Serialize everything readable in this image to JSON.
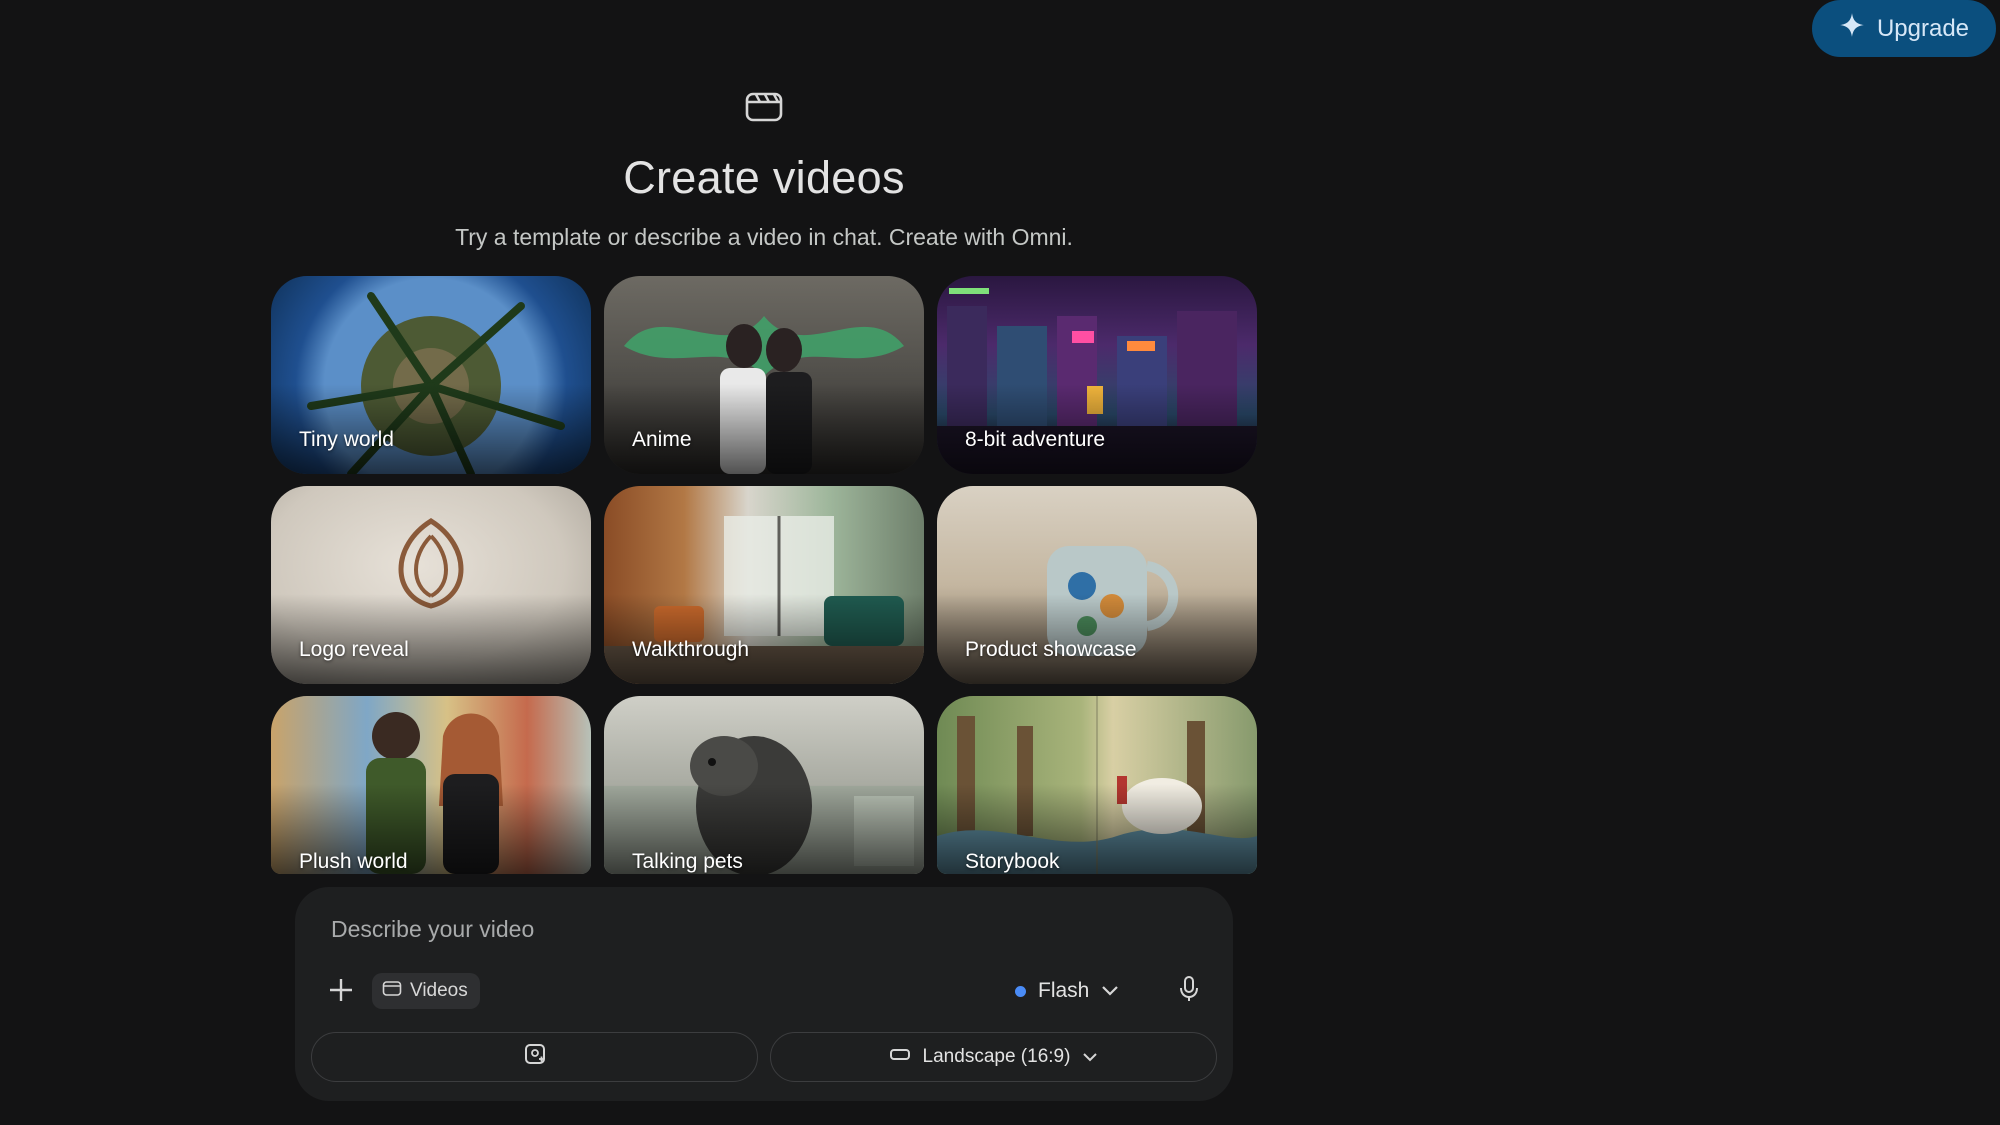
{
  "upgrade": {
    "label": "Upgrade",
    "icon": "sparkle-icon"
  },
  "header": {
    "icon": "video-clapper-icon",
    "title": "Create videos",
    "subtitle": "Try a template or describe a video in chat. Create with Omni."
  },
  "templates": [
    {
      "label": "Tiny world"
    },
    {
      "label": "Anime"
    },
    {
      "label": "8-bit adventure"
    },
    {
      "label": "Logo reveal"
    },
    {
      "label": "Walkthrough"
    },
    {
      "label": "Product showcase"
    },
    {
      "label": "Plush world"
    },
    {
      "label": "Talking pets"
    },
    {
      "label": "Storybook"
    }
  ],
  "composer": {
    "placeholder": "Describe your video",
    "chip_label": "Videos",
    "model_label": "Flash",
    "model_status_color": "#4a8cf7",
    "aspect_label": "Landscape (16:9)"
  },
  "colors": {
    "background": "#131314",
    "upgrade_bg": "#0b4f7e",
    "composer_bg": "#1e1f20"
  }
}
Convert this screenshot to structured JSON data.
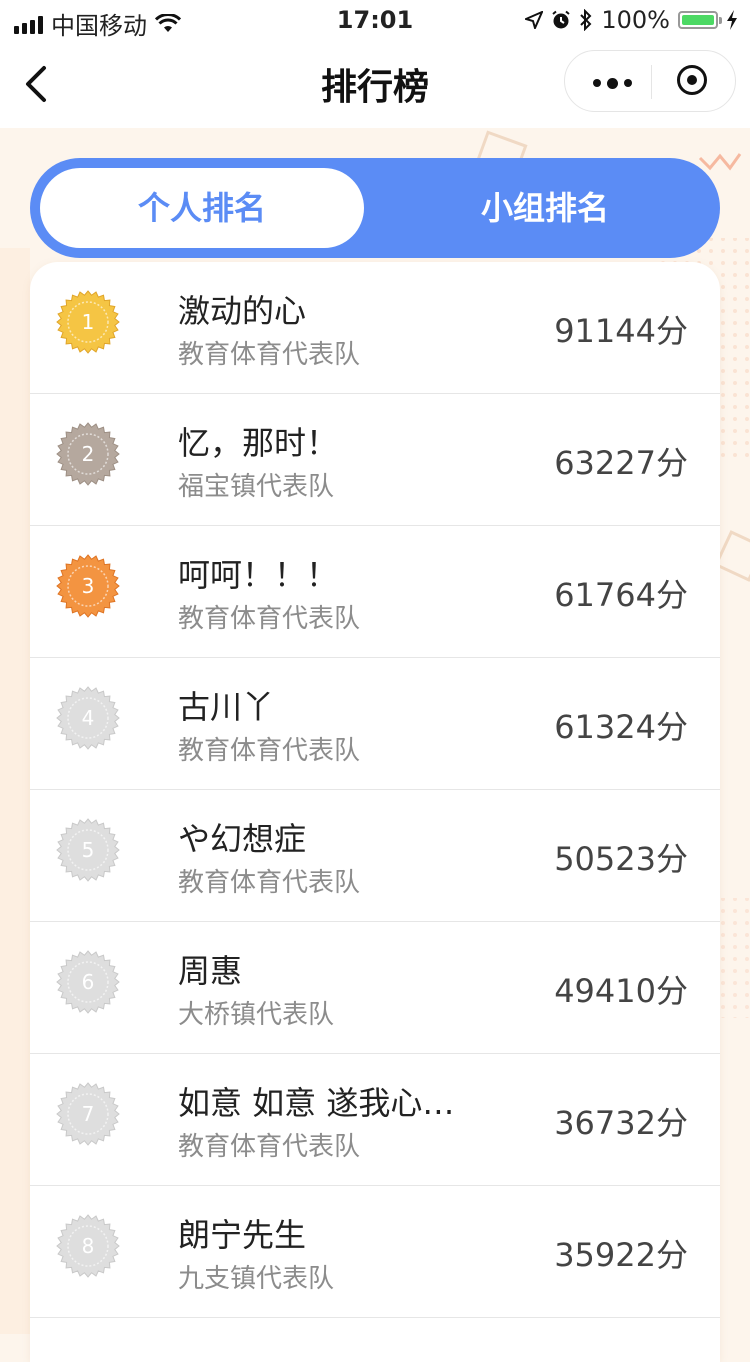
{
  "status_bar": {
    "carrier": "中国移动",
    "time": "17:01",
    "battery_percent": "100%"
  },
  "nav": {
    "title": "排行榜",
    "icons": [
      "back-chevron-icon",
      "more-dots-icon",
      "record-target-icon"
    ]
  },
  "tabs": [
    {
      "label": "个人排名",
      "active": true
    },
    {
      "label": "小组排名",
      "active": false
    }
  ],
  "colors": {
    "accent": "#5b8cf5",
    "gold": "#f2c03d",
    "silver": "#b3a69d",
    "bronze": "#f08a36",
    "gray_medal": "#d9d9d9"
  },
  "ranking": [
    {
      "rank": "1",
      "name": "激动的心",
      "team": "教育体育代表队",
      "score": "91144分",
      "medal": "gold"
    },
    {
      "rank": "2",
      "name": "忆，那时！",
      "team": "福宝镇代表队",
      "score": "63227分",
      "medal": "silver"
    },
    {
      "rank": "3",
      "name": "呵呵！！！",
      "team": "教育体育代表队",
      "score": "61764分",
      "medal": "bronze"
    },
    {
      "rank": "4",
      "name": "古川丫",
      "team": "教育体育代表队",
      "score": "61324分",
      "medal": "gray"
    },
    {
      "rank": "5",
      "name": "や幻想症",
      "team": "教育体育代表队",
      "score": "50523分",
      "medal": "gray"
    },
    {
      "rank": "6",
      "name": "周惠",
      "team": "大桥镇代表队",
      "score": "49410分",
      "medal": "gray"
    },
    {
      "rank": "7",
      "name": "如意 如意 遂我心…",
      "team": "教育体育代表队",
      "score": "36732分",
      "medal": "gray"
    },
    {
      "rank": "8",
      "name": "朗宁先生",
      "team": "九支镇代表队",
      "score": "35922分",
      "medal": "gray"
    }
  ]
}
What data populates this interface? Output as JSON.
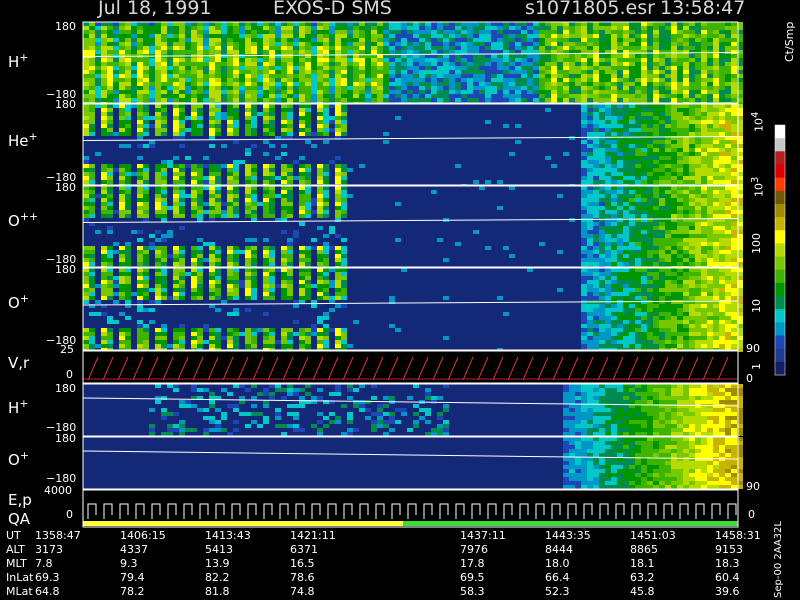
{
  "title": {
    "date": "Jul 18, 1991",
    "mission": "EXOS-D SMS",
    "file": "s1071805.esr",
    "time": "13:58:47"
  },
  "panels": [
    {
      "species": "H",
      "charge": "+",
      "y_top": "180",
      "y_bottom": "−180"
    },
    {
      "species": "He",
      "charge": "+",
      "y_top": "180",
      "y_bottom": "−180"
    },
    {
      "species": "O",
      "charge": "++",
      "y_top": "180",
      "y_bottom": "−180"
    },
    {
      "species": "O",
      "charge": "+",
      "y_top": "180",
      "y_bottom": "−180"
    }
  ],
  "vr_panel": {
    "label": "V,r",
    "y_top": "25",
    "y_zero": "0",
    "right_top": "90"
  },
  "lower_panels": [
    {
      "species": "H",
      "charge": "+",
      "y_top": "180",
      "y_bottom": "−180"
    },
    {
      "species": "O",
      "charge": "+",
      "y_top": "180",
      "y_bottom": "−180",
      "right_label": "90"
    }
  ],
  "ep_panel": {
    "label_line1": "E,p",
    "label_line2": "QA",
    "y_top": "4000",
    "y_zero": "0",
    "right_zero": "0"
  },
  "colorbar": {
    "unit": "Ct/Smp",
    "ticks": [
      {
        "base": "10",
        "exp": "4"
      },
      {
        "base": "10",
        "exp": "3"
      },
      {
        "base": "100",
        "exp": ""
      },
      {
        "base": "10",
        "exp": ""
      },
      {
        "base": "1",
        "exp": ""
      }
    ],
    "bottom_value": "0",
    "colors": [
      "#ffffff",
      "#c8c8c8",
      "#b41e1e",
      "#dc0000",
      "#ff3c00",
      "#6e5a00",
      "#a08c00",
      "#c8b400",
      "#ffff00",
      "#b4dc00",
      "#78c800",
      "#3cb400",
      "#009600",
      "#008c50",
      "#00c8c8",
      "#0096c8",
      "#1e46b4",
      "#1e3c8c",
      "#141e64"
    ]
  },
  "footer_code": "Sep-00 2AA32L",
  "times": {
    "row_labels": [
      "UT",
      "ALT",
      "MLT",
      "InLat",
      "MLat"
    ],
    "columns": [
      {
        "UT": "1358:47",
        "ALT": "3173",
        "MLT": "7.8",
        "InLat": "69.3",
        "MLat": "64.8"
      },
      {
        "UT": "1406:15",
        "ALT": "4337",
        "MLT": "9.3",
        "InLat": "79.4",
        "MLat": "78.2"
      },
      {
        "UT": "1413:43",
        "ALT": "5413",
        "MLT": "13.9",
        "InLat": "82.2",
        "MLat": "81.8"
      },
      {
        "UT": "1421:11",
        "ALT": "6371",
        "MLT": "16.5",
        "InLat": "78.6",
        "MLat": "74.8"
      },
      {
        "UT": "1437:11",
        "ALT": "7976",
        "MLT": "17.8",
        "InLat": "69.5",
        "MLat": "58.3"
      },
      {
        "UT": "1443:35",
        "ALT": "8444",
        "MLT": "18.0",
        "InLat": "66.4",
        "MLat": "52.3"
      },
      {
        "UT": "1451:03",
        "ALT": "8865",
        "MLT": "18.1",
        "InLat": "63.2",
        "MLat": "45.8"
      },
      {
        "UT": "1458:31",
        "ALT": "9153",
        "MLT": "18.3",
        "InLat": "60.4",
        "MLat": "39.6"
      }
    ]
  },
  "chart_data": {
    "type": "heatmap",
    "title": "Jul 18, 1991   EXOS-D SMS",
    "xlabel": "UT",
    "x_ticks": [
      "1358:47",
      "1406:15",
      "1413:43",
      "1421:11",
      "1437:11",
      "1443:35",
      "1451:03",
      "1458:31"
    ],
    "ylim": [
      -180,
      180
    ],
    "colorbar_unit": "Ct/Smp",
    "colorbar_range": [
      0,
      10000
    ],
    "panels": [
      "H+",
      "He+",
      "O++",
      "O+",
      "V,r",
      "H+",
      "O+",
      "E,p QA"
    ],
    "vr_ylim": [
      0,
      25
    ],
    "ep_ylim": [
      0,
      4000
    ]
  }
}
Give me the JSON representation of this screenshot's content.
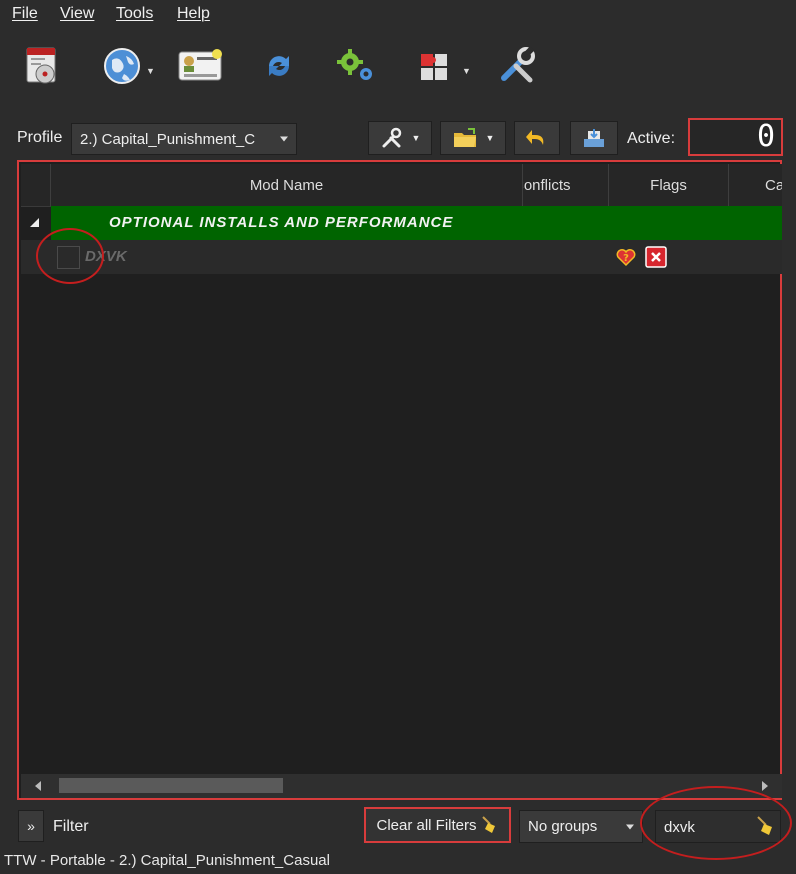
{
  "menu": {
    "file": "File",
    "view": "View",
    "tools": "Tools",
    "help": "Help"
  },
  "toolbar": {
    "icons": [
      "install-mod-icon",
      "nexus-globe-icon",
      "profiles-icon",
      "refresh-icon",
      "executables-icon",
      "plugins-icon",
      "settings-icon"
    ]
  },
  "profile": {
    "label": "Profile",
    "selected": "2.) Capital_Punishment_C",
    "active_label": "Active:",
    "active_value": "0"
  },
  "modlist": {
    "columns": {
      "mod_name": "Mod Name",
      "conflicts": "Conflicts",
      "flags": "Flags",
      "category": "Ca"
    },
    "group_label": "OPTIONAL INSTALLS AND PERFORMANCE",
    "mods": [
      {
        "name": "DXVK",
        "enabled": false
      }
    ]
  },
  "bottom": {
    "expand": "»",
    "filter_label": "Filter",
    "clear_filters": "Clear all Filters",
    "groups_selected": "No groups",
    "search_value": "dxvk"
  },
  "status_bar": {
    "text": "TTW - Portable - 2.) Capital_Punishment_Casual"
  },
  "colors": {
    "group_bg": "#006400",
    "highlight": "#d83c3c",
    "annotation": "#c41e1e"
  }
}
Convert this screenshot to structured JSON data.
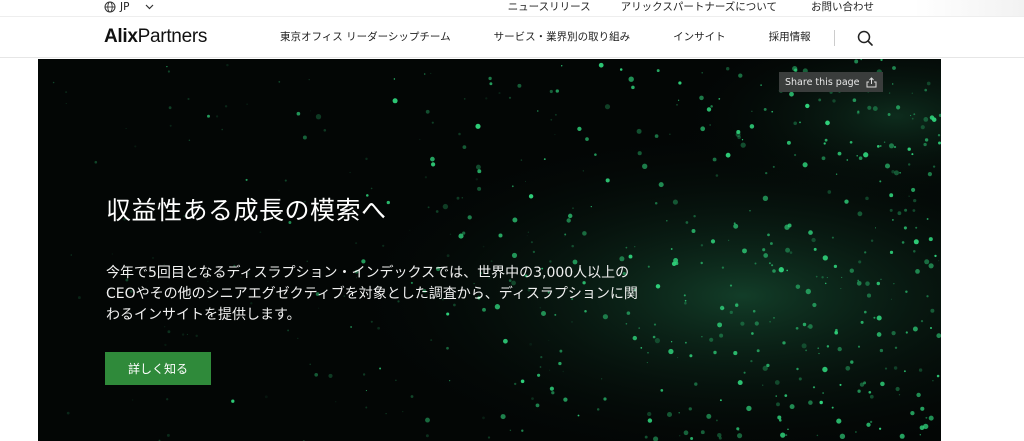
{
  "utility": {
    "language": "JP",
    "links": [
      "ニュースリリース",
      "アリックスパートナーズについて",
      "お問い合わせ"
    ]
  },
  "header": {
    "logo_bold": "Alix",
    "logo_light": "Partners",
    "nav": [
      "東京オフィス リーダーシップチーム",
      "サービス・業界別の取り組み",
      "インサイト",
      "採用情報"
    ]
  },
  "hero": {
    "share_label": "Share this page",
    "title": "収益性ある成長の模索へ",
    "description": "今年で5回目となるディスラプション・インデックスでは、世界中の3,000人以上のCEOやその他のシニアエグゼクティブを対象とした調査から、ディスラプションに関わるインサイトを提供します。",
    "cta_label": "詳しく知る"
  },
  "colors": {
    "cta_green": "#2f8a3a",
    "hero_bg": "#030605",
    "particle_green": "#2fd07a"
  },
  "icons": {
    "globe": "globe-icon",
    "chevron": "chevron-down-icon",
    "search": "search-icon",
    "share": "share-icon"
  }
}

» Exercise description
Select all lines in the listing above where the word "this" appears, and show them.

» Finished exercise
Serialize everything readable in this image to JSON.
Convert this screenshot to structured JSON data.
What data populates this interface? Output as JSON.
Give me the JSON representation of this screenshot's content.
Convert this screenshot to structured JSON data.
    "share_label": "Share this page",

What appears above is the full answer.